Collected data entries
(begin)

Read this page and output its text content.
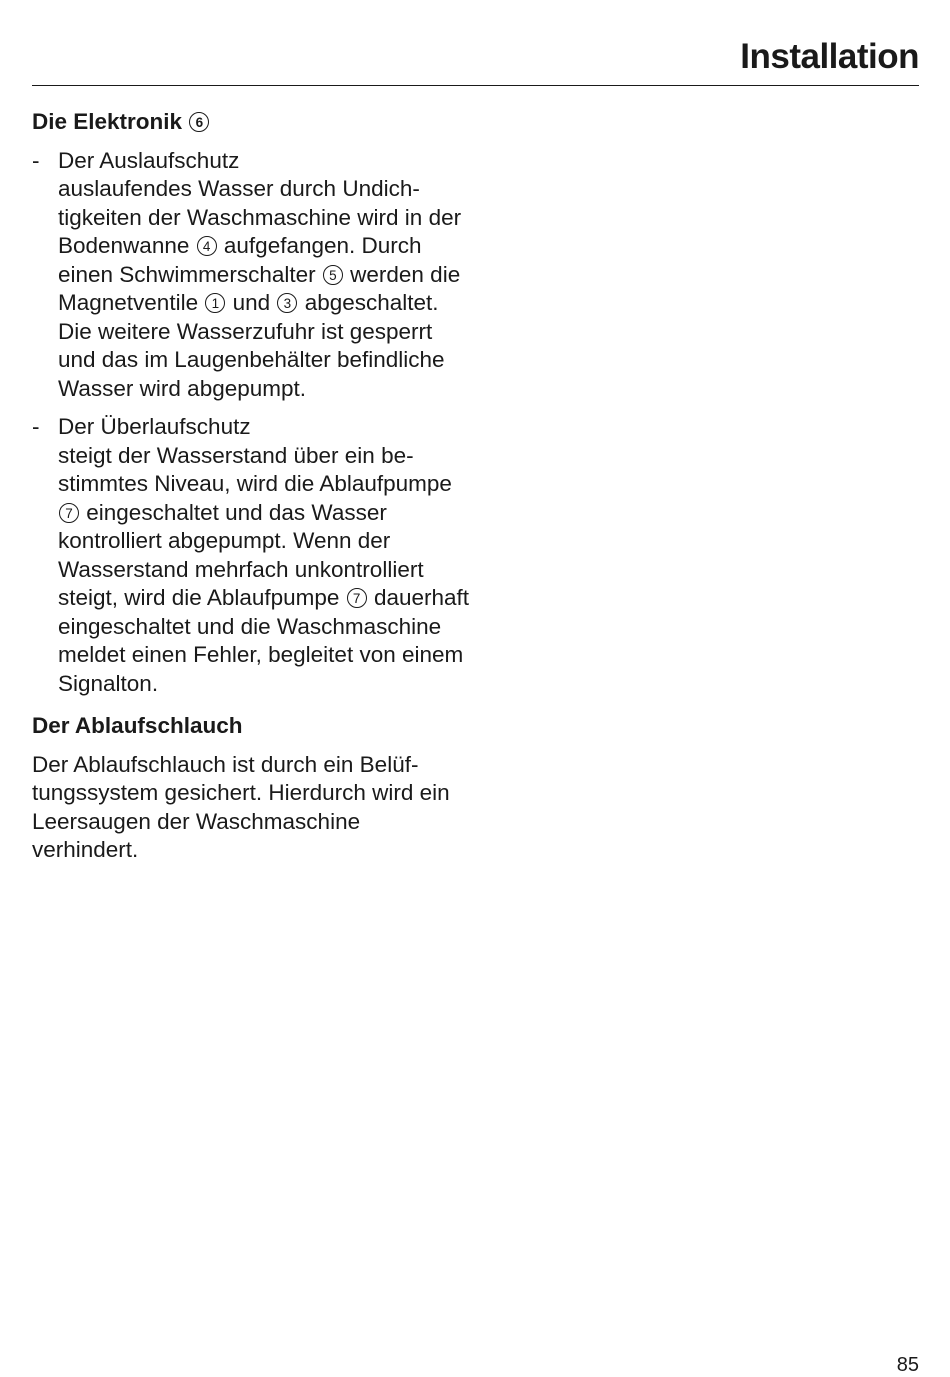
Installation
Die Elektronik 6
- Der Auslaufschutz
auslaufendes Wasser durch Undichtigkeiten der Waschmaschine wird in der Bodenwanne 4 aufgefangen. Durch einen Schwimmerschalter 5 werden die Magnetventile 1 und 3 abgeschaltet. Die weitere Wasserzufuhr ist gesperrt und das im Laugenbehälter befindliche Wasser wird abgepumpt.
- Der Überlaufschutz
steigt der Wasserstand über ein bestimmtes Niveau, wird die Ablaufpumpe 7 eingeschaltet und das Wasser kontrolliert abgepumpt. Wenn der Wasserstand mehrfach unkontrolliert steigt, wird die Ablaufpumpe 7 dauerhaft eingeschaltet und die Waschmaschine meldet einen Fehler, begleitet von einem Signalton.
Der Ablaufschlauch

Der Ablaufschlauch ist durch ein Belüftungssystem gesichert. Hierdurch wird ein Leersaugen der Waschmaschine verhindert.

85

(end)

--- EXERCISE REQUIREMENTS ---
Reproduce the material above in full and without alteration, but skip all pictures.

--- REPLY ---
Read this page and output its text content.
Installation
Die Elektronik 6
- Der Auslaufschutz
auslaufendes Wasser durch Undichtigkeiten der Waschmaschine wird in der Bodenwanne 4 aufgefangen. Durch einen Schwimmerschalter 5 werden die Magnetventile 1 und 3 abgeschaltet. Die weitere Wasserzufuhr ist gesperrt und das im Laugenbehälter befindliche Wasser wird abgepumpt.
- Der Überlaufschutz
steigt der Wasserstand über ein bestimmtes Niveau, wird die Ablaufpumpe 7 eingeschaltet und das Wasser kontrolliert abgepumpt. Wenn der Wasserstand mehrfach unkontrolliert steigt, wird die Ablaufpumpe 7 dauerhaft eingeschaltet und die Waschmaschine meldet einen Fehler, begleitet von einem Signalton.
Der Ablaufschlauch

Der Ablaufschlauch ist durch ein Belüftungssystem gesichert. Hierdurch wird ein Leersaugen der Waschmaschine verhindert.

85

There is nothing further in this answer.